Work to be completed
Pictures aside, repeat every entry exactly.

Records for this task
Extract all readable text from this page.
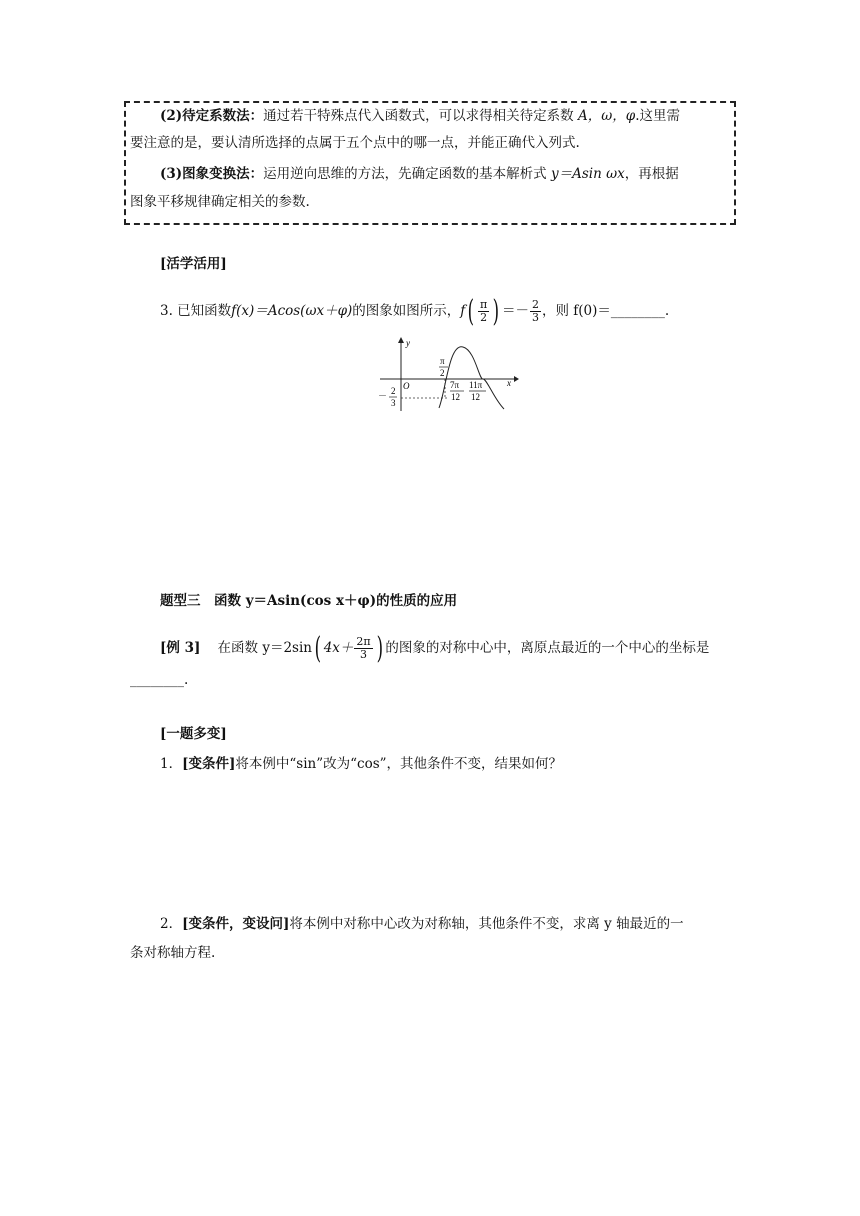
(2)待定系数法：通过若干特殊点代入函数式，可以求得相关待定系数 A，ω，φ.这里需
要注意的是，要认清所选择的点属于五个点中的哪一点，并能正确代入列式.
(3)图象变换法：运用逆向思维的方法，先确定函数的基本解析式 y＝Asin ωx，再根据
图象平移规律确定相关的参数.
[活学活用]
3. 已知函数f(x)＝Acos(ωx＋φ)的图象如图所示，$f( \frac{\pi}{2}$ ) ＝－ $\frac{2}{3}$ ，则 f(0)＝________.
y
x
O
π
2
7π
12
11π
12
－ 2
3
题型三　函数 y＝Asin(cos x＋φ)的性质的应用
[例 3] 在函数 y＝2sin( $4x+ \frac{2\pi}{3}$ ) 的图象的对称中心中，离原点最近的一个中心的坐标是
________.
[一题多变]
1．[变条件]将本例中“sin”改为“cos”，其他条件不变，结果如何？
2．[变条件，变设问]将本例中对称中心改为对称轴，其他条件不变，求离 y 轴最近的一
条对称轴方程.
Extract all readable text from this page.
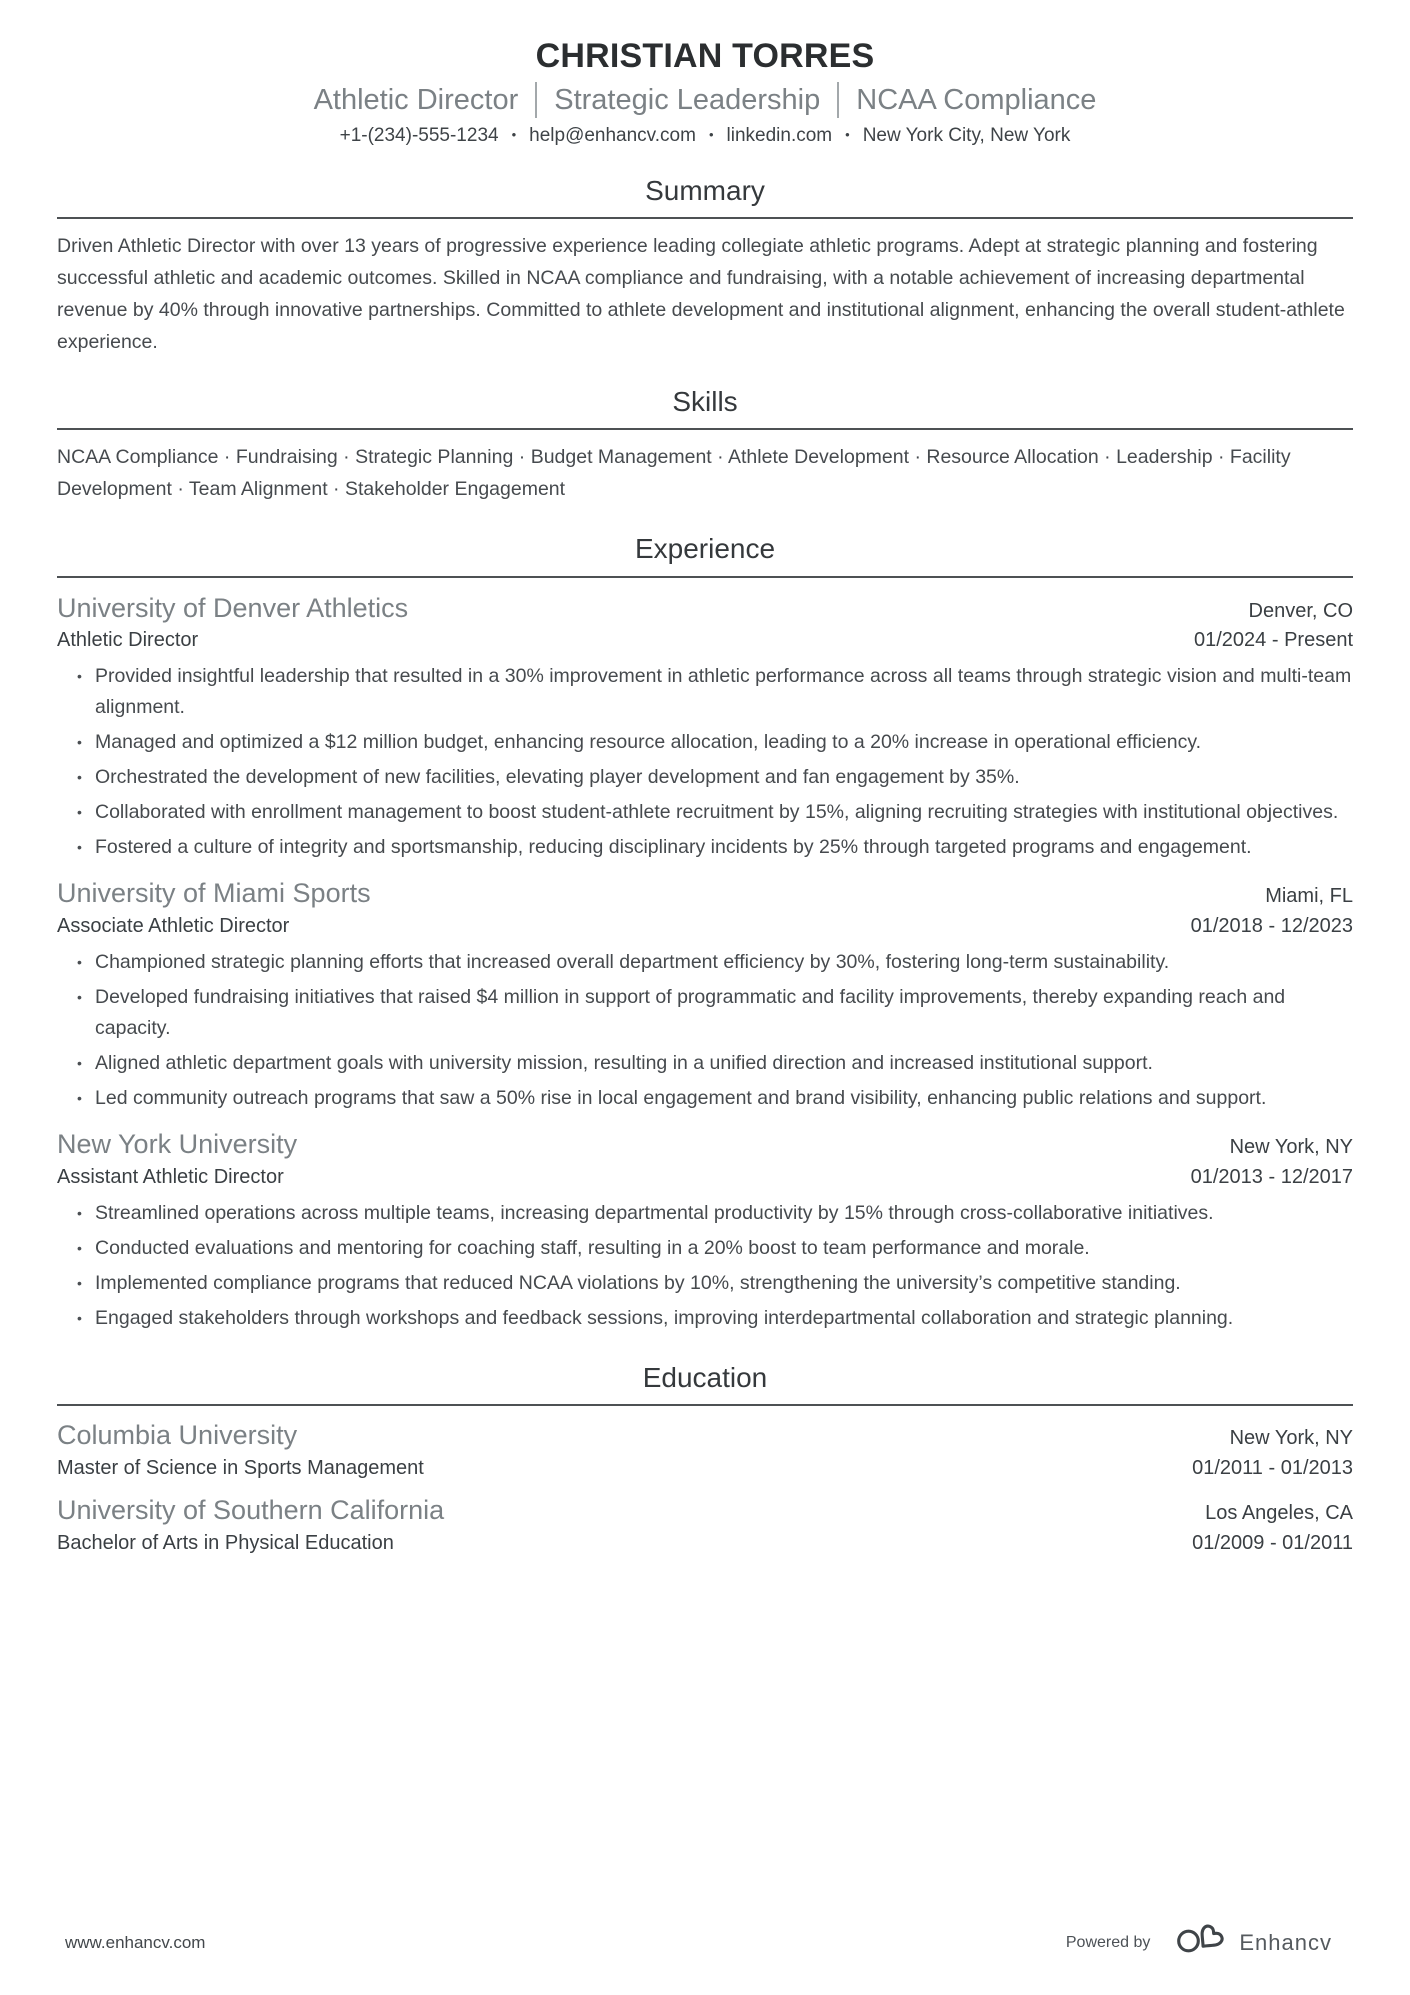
CHRISTIAN TORRES
Athletic Director	Strategic Leadership	NCAA Compliance
+1-(234)-555-1234 • help@enhancv.com • linkedin.com • New York City, New York
Summary

Driven Athletic Director with over 13 years of progressive experience leading collegiate athletic programs. Adept at strategic planning and fostering successful athletic and academic outcomes. Skilled in NCAA compliance and fundraising, with a notable achievement of increasing departmental revenue by 40% through innovative partnerships. Committed to athlete development and institutional alignment, enhancing the overall student-athlete experience.

Skills

NCAA Compliance · Fundraising · Strategic Planning · Budget Management · Athlete Development · Resource Allocation · Leadership · Facility Development · Team Alignment · Stakeholder Engagement

Experience
University of Denver Athletics	Denver, CO
Athletic Director	01/2024 - Present
• Provided insightful leadership that resulted in a 30% improvement in athletic performance across all teams through strategic vision and multi-team alignment.
• Managed and optimized a $12 million budget, enhancing resource allocation, leading to a 20% increase in operational efficiency.
• Orchestrated the development of new facilities, elevating player development and fan engagement by 35%.
• Collaborated with enrollment management to boost student-athlete recruitment by 15%, aligning recruiting strategies with institutional objectives.
• Fostered a culture of integrity and sportsmanship, reducing disciplinary incidents by 25% through targeted programs and engagement.
University of Miami Sports	Miami, FL
Associate Athletic Director	01/2018 - 12/2023
• Championed strategic planning efforts that increased overall department efficiency by 30%, fostering long-term sustainability.
• Developed fundraising initiatives that raised $4 million in support of programmatic and facility improvements, thereby expanding reach and capacity.
• Aligned athletic department goals with university mission, resulting in a unified direction and increased institutional support.
• Led community outreach programs that saw a 50% rise in local engagement and brand visibility, enhancing public relations and support.
New York University	New York, NY
Assistant Athletic Director	01/2013 - 12/2017
• Streamlined operations across multiple teams, increasing departmental productivity by 15% through cross-collaborative initiatives.
• Conducted evaluations and mentoring for coaching staff, resulting in a 20% boost to team performance and morale.
• Implemented compliance programs that reduced NCAA violations by 10%, strengthening the university’s competitive standing.
• Engaged stakeholders through workshops and feedback sessions, improving interdepartmental collaboration and strategic planning.
Education
Columbia University	New York, NY
Master of Science in Sports Management	01/2011 - 01/2013
University of Southern California	Los Angeles, CA
Bachelor of Arts in Physical Education	01/2009 - 01/2011
www.enhancv.com	Powered by	Enhancv
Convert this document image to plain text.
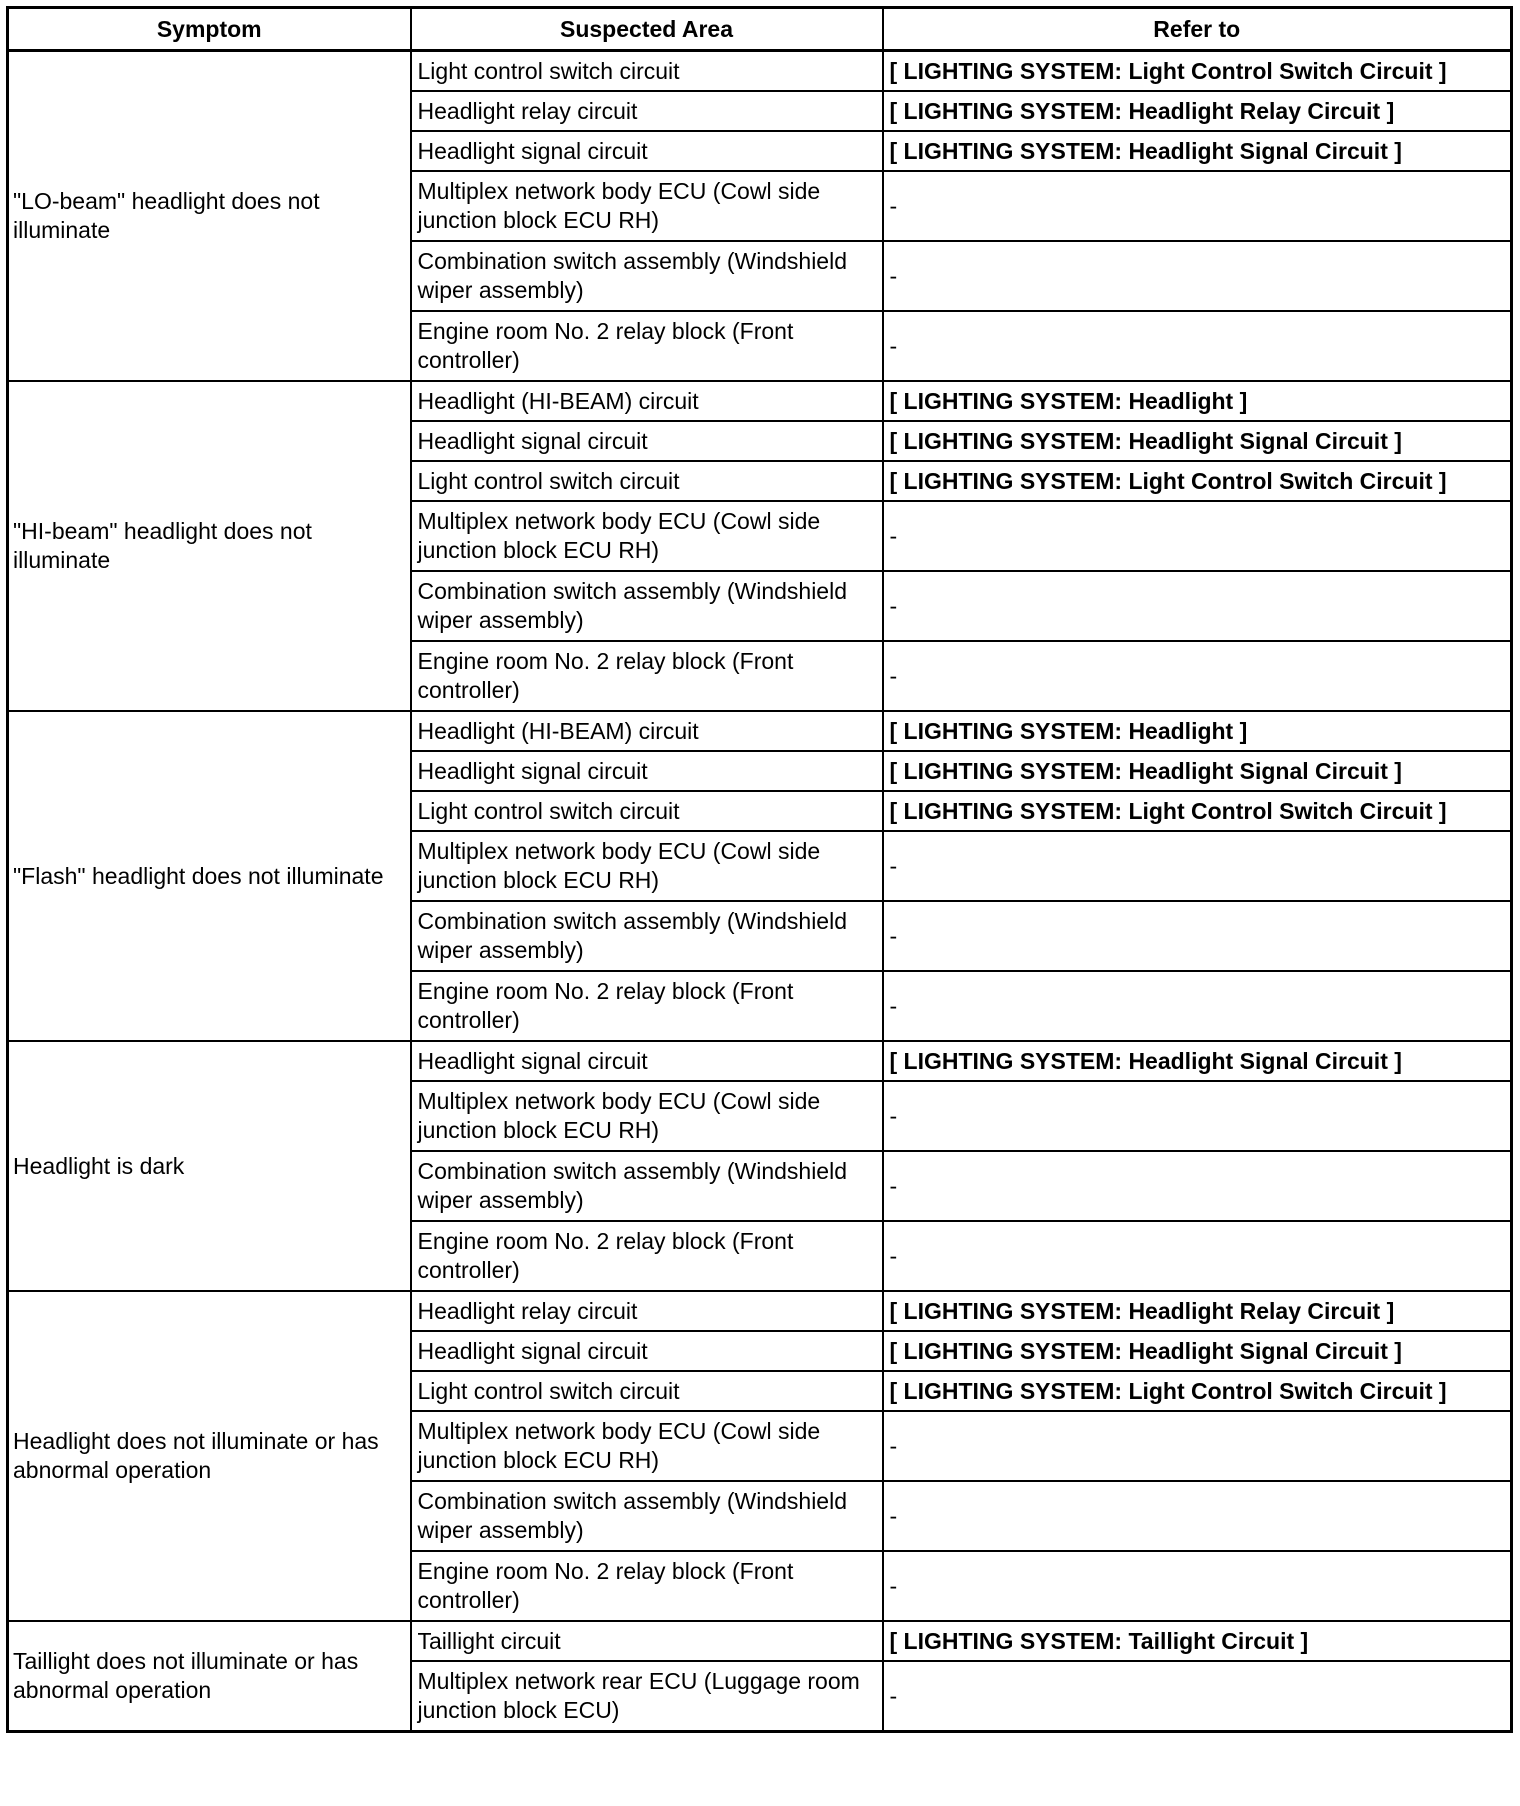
Symptom	Suspected Area	Refer to
"LO-beam" headlight does not illuminate	Light control switch circuit	[ LIGHTING SYSTEM: Light Control Switch Circuit ]
	Headlight relay circuit	[ LIGHTING SYSTEM: Headlight Relay Circuit ]
	Headlight signal circuit	[ LIGHTING SYSTEM: Headlight Signal Circuit ]
	Multiplex network body ECU (Cowl side junction block ECU RH)	-
	Combination switch assembly (Windshield wiper assembly)	-
	Engine room No. 2 relay block (Front controller)	-
"HI-beam" headlight does not illuminate	Headlight (HI-BEAM) circuit	[ LIGHTING SYSTEM: Headlight ]
	Headlight signal circuit	[ LIGHTING SYSTEM: Headlight Signal Circuit ]
	Light control switch circuit	[ LIGHTING SYSTEM: Light Control Switch Circuit ]
	Multiplex network body ECU (Cowl side junction block ECU RH)	-
	Combination switch assembly (Windshield wiper assembly)	-
	Engine room No. 2 relay block (Front controller)	-
"Flash" headlight does not illuminate	Headlight (HI-BEAM) circuit	[ LIGHTING SYSTEM: Headlight ]
	Headlight signal circuit	[ LIGHTING SYSTEM: Headlight Signal Circuit ]
	Light control switch circuit	[ LIGHTING SYSTEM: Light Control Switch Circuit ]
	Multiplex network body ECU (Cowl side junction block ECU RH)	-
	Combination switch assembly (Windshield wiper assembly)	-
	Engine room No. 2 relay block (Front controller)	-
Headlight is dark	Headlight signal circuit	[ LIGHTING SYSTEM: Headlight Signal Circuit ]
	Multiplex network body ECU (Cowl side junction block ECU RH)	-
	Combination switch assembly (Windshield wiper assembly)	-
	Engine room No. 2 relay block (Front controller)	-
Headlight does not illuminate or has abnormal operation	Headlight relay circuit	[ LIGHTING SYSTEM: Headlight Relay Circuit ]
	Headlight signal circuit	[ LIGHTING SYSTEM: Headlight Signal Circuit ]
	Light control switch circuit	[ LIGHTING SYSTEM: Light Control Switch Circuit ]
	Multiplex network body ECU (Cowl side junction block ECU RH)	-
	Combination switch assembly (Windshield wiper assembly)	-
	Engine room No. 2 relay block (Front controller)	-
Taillight does not illuminate or has abnormal operation	Taillight circuit	[ LIGHTING SYSTEM: Taillight Circuit ]
	Multiplex network rear ECU (Luggage room junction block ECU)	-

Exercise result
Extract all readable text from this page.
(2)待定系数法：通过若干特殊点代入函数式，可以求得相关待定系数 A，ω，φ.这里需
要注意的是，要认清所选择的点属于五个点中的哪一点，并能正确代入列式.
(3)图象变换法：运用逆向思维的方法，先确定函数的基本解析式 y＝Asin ωx，再根据
图象平移规律确定相关的参数.
[活学活用]
3. 已知函数f(x)＝Acos(ωx＋φ)的图象如图所示，$f( \frac{\pi}{2}$ ) ＝－ $\frac{2}{3}$ ，则 f(0)＝________.
y
x
O
π
2
7π
12
11π
12
－ 2
3
题型三　函数 y＝Asin(cos x＋φ)的性质的应用
[例 3] 在函数 y＝2sin( $4x+ \frac{2\pi}{3}$ ) 的图象的对称中心中，离原点最近的一个中心的坐标是
________.
[一题多变]
1．[变条件]将本例中“sin”改为“cos”，其他条件不变，结果如何？
2．[变条件，变设问]将本例中对称中心改为对称轴，其他条件不变，求离 y 轴最近的一
条对称轴方程.
Extract all readable text from this page.
CHRISTIAN TORRES
Athletic Director	Strategic Leadership	NCAA Compliance
+1-(234)-555-1234 • help@enhancv.com • linkedin.com • New York City, New York
Summary

Driven Athletic Director with over 13 years of progressive experience leading collegiate athletic programs. Adept at strategic planning and fostering successful athletic and academic outcomes. Skilled in NCAA compliance and fundraising, with a notable achievement of increasing departmental revenue by 40% through innovative partnerships. Committed to athlete development and institutional alignment, enhancing the overall student-athlete experience.

Skills

NCAA Compliance · Fundraising · Strategic Planning · Budget Management · Athlete Development · Resource Allocation · Leadership · Facility Development · Team Alignment · Stakeholder Engagement

Experience
University of Denver Athletics	Denver, CO
Athletic Director	01/2024 - Present
• Provided insightful leadership that resulted in a 30% improvement in athletic performance across all teams through strategic vision and multi-team alignment.
• Managed and optimized a $12 million budget, enhancing resource allocation, leading to a 20% increase in operational efficiency.
• Orchestrated the development of new facilities, elevating player development and fan engagement by 35%.
• Collaborated with enrollment management to boost student-athlete recruitment by 15%, aligning recruiting strategies with institutional objectives.
• Fostered a culture of integrity and sportsmanship, reducing disciplinary incidents by 25% through targeted programs and engagement.
University of Miami Sports	Miami, FL
Associate Athletic Director	01/2018 - 12/2023
• Championed strategic planning efforts that increased overall department efficiency by 30%, fostering long-term sustainability.
• Developed fundraising initiatives that raised $4 million in support of programmatic and facility improvements, thereby expanding reach and capacity.
• Aligned athletic department goals with university mission, resulting in a unified direction and increased institutional support.
• Led community outreach programs that saw a 50% rise in local engagement and brand visibility, enhancing public relations and support.
New York University	New York, NY
Assistant Athletic Director	01/2013 - 12/2017
• Streamlined operations across multiple teams, increasing departmental productivity by 15% through cross-collaborative initiatives.
• Conducted evaluations and mentoring for coaching staff, resulting in a 20% boost to team performance and morale.
• Implemented compliance programs that reduced NCAA violations by 10%, strengthening the university’s competitive standing.
• Engaged stakeholders through workshops and feedback sessions, improving interdepartmental collaboration and strategic planning.
Education
Columbia University	New York, NY
Master of Science in Sports Management	01/2011 - 01/2013
University of Southern California	Los Angeles, CA
Bachelor of Arts in Physical Education	01/2009 - 01/2011
www.enhancv.com	Powered by	Enhancv
Convert this document image to plain text.
Symptom	Suspected Area	Refer to
"LO-beam" headlight does not illuminate	Light control switch circuit	[ LIGHTING SYSTEM: Light Control Switch Circuit ]
	Headlight relay circuit	[ LIGHTING SYSTEM: Headlight Relay Circuit ]
	Headlight signal circuit	[ LIGHTING SYSTEM: Headlight Signal Circuit ]
	Multiplex network body ECU (Cowl side junction block ECU RH)	-
	Combination switch assembly (Windshield wiper assembly)	-
	Engine room No. 2 relay block (Front controller)	-
"HI-beam" headlight does not illuminate	Headlight (HI-BEAM) circuit	[ LIGHTING SYSTEM: Headlight ]
	Headlight signal circuit	[ LIGHTING SYSTEM: Headlight Signal Circuit ]
	Light control switch circuit	[ LIGHTING SYSTEM: Light Control Switch Circuit ]
	Multiplex network body ECU (Cowl side junction block ECU RH)	-
	Combination switch assembly (Windshield wiper assembly)	-
	Engine room No. 2 relay block (Front controller)	-
"Flash" headlight does not illuminate	Headlight (HI-BEAM) circuit	[ LIGHTING SYSTEM: Headlight ]
	Headlight signal circuit	[ LIGHTING SYSTEM: Headlight Signal Circuit ]
	Light control switch circuit	[ LIGHTING SYSTEM: Light Control Switch Circuit ]
	Multiplex network body ECU (Cowl side junction block ECU RH)	-
	Combination switch assembly (Windshield wiper assembly)	-
	Engine room No. 2 relay block (Front controller)	-
Headlight is dark	Headlight signal circuit	[ LIGHTING SYSTEM: Headlight Signal Circuit ]
	Multiplex network body ECU (Cowl side junction block ECU RH)	-
	Combination switch assembly (Windshield wiper assembly)	-
	Engine room No. 2 relay block (Front controller)	-
Headlight does not illuminate or has abnormal operation	Headlight relay circuit	[ LIGHTING SYSTEM: Headlight Relay Circuit ]
	Headlight signal circuit	[ LIGHTING SYSTEM: Headlight Signal Circuit ]
	Light control switch circuit	[ LIGHTING SYSTEM: Light Control Switch Circuit ]
	Multiplex network body ECU (Cowl side junction block ECU RH)	-
	Combination switch assembly (Windshield wiper assembly)	-
	Engine room No. 2 relay block (Front controller)	-
Taillight does not illuminate or has abnormal operation	Taillight circuit	[ LIGHTING SYSTEM: Taillight Circuit ]
	Multiplex network rear ECU (Luggage room junction block ECU)	-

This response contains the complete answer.